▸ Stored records

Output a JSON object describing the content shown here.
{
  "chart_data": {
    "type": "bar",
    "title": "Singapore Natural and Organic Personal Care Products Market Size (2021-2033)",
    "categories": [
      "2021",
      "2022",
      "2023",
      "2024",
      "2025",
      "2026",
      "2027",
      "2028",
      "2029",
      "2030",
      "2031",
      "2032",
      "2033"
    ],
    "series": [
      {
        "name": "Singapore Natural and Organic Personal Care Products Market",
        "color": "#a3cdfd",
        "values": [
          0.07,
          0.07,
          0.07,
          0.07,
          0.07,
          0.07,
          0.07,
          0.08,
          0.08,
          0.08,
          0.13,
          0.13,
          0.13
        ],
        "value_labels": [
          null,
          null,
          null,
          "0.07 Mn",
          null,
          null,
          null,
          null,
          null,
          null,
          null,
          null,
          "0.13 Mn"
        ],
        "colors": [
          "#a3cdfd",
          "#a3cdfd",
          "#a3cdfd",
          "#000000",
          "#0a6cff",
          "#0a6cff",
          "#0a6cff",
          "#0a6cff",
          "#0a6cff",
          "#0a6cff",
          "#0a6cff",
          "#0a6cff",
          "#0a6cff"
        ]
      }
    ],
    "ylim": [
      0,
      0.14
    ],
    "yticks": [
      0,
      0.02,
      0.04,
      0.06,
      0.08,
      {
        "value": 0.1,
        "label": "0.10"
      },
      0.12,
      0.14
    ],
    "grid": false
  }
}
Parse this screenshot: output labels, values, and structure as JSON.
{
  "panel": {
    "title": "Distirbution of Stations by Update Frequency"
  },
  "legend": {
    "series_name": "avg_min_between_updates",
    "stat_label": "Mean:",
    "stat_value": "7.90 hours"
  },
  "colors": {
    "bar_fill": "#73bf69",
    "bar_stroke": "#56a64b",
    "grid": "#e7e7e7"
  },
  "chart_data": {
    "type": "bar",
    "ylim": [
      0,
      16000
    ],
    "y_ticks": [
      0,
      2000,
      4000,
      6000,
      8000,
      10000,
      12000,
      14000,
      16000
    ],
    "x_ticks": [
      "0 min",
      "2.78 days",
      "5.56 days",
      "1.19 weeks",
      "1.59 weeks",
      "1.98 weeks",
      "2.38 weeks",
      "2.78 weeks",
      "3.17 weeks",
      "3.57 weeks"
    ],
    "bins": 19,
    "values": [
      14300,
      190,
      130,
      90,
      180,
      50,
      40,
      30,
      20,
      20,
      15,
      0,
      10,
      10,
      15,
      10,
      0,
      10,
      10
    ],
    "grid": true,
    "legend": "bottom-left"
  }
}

▸ Task to complete
Look through the data and show every line containing "values".

▸ Task result
        "values": [
Parse this screenshot: output labels, values, and structure as JSON.
    "values": [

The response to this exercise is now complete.